**OBJECTIVE**
Repeat the listing word for word. No pictures belong in the copy.

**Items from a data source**
------

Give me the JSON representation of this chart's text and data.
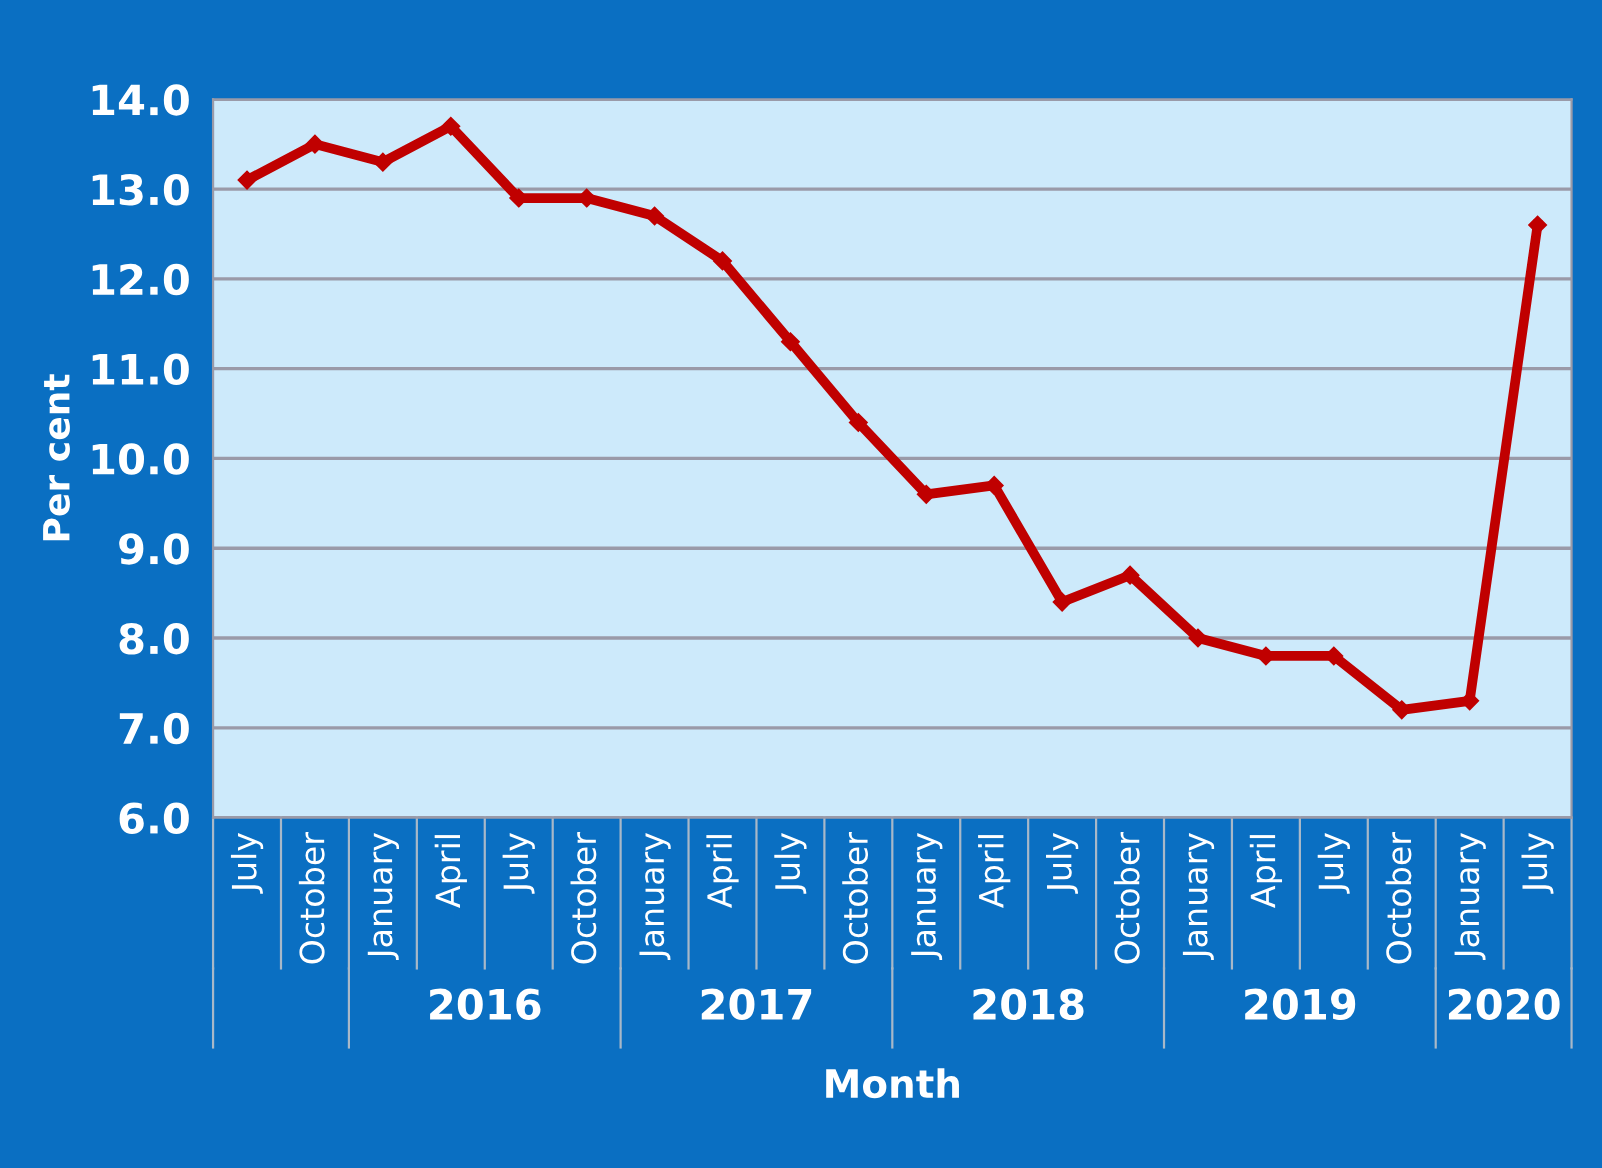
{
  "chart_data": {
    "type": "line",
    "xlabel": "Month",
    "ylabel": "Per cent",
    "categories": [
      "July",
      "October",
      "January",
      "April",
      "July",
      "October",
      "January",
      "April",
      "July",
      "October",
      "January",
      "April",
      "July",
      "October",
      "January",
      "April",
      "July",
      "October",
      "January",
      "July"
    ],
    "series": [
      {
        "color": "#c00000",
        "values": [
          13.1,
          13.5,
          13.3,
          13.7,
          12.9,
          12.9,
          12.7,
          12.2,
          11.3,
          10.4,
          9.6,
          9.7,
          8.4,
          8.7,
          8.0,
          7.8,
          7.8,
          7.2,
          7.3,
          12.6
        ]
      }
    ],
    "ylim": [
      6.0,
      14.0
    ],
    "yticks": [
      {
        "value": 6,
        "label": "6.0"
      },
      {
        "value": 7,
        "label": "7.0"
      },
      {
        "value": 8,
        "label": "8.0"
      },
      {
        "value": 9,
        "label": "9.0"
      },
      {
        "value": 10,
        "label": "10.0"
      },
      {
        "value": 11,
        "label": "11.0"
      },
      {
        "value": 12,
        "label": "12.0"
      },
      {
        "value": 13,
        "label": "13.0"
      },
      {
        "value": 14,
        "label": "14.0"
      }
    ],
    "grid": "y",
    "marker": "diamond",
    "line_style": "solid",
    "annotations": [
      "2016",
      "2017",
      "2018",
      "2019",
      "2020"
    ]
  }
}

------

**RESPONSE TO THIS EXERCISE**
Give me the JSON representation of this chart's text and data.
{
  "chart_data": {
    "type": "line",
    "xlabel": "Month",
    "ylabel": "Per cent",
    "categories": [
      "July",
      "October",
      "January",
      "April",
      "July",
      "October",
      "January",
      "April",
      "July",
      "October",
      "January",
      "April",
      "July",
      "October",
      "January",
      "April",
      "July",
      "October",
      "January",
      "July"
    ],
    "series": [
      {
        "color": "#c00000",
        "values": [
          13.1,
          13.5,
          13.3,
          13.7,
          12.9,
          12.9,
          12.7,
          12.2,
          11.3,
          10.4,
          9.6,
          9.7,
          8.4,
          8.7,
          8.0,
          7.8,
          7.8,
          7.2,
          7.3,
          12.6
        ]
      }
    ],
    "ylim": [
      6.0,
      14.0
    ],
    "yticks": [
      {
        "value": 6,
        "label": "6.0"
      },
      {
        "value": 7,
        "label": "7.0"
      },
      {
        "value": 8,
        "label": "8.0"
      },
      {
        "value": 9,
        "label": "9.0"
      },
      {
        "value": 10,
        "label": "10.0"
      },
      {
        "value": 11,
        "label": "11.0"
      },
      {
        "value": 12,
        "label": "12.0"
      },
      {
        "value": 13,
        "label": "13.0"
      },
      {
        "value": 14,
        "label": "14.0"
      }
    ],
    "grid": "y",
    "marker": "diamond",
    "line_style": "solid",
    "annotations": [
      "2016",
      "2017",
      "2018",
      "2019",
      "2020"
    ]
  }
}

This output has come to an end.